## Problem requirements
Pull out every line from the listing that has the word "document".

(Items from a dataset)
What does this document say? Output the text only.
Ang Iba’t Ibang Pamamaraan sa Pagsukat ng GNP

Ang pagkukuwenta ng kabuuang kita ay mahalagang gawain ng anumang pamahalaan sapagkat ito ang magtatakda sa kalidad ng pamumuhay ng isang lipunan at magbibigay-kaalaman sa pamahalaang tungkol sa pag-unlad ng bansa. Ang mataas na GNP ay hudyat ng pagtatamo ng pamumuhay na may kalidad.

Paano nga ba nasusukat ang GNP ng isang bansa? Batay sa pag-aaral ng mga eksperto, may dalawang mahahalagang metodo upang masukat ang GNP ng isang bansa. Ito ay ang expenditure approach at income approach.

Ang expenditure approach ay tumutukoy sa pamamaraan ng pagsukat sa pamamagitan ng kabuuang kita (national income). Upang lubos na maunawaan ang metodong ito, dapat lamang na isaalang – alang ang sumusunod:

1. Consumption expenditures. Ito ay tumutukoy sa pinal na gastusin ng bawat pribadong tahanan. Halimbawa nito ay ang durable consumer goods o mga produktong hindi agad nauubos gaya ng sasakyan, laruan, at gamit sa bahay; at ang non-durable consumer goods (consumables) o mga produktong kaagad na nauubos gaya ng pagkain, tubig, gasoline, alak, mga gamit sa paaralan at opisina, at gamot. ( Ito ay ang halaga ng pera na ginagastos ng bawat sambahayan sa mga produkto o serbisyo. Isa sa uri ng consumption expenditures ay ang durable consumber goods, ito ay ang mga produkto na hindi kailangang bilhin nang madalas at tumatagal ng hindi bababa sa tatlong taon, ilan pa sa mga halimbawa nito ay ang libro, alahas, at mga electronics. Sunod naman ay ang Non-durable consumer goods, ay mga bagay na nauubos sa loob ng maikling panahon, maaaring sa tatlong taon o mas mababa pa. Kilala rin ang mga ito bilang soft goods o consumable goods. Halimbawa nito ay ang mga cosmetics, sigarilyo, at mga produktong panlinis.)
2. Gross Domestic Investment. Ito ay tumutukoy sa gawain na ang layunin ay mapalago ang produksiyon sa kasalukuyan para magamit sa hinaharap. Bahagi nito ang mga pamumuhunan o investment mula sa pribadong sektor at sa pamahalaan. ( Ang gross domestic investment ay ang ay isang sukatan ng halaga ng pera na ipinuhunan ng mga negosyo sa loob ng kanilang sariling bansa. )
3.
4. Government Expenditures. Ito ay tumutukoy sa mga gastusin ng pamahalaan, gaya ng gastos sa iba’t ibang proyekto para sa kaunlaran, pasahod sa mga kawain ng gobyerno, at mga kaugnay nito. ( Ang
---
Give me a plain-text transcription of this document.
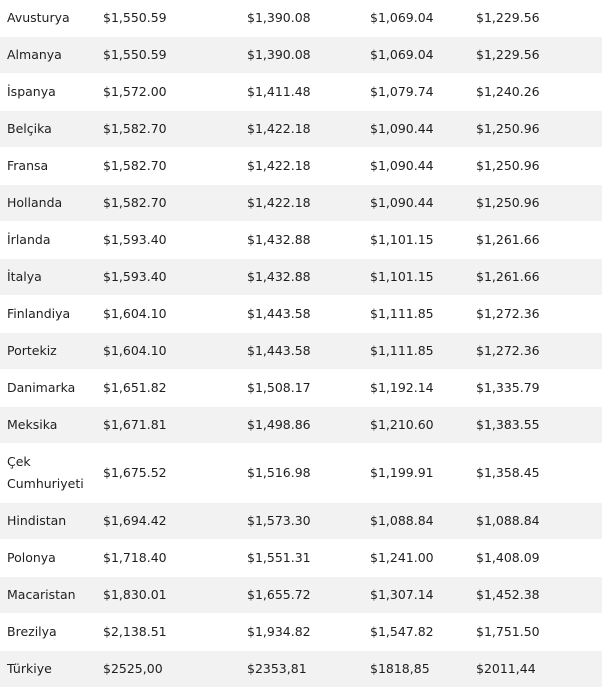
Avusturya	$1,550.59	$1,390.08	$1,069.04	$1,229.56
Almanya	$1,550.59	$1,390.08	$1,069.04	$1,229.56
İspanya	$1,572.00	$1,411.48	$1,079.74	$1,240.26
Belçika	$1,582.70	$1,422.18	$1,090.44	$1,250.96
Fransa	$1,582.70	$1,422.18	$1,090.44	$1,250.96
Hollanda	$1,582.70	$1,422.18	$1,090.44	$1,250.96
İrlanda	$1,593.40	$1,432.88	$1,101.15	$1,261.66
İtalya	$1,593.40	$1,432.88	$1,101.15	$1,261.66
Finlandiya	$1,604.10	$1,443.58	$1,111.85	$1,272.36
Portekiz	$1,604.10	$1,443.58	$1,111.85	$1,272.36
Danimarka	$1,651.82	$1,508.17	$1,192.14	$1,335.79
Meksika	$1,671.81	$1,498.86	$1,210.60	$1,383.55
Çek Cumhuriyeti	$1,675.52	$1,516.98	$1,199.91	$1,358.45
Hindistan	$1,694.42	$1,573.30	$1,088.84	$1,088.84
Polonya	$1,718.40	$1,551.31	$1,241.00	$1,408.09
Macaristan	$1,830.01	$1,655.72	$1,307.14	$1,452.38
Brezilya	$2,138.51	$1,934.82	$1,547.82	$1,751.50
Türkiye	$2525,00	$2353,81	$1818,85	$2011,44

## In response
What does this document say? Output the text only.
Give me a plain-text transcription of this document.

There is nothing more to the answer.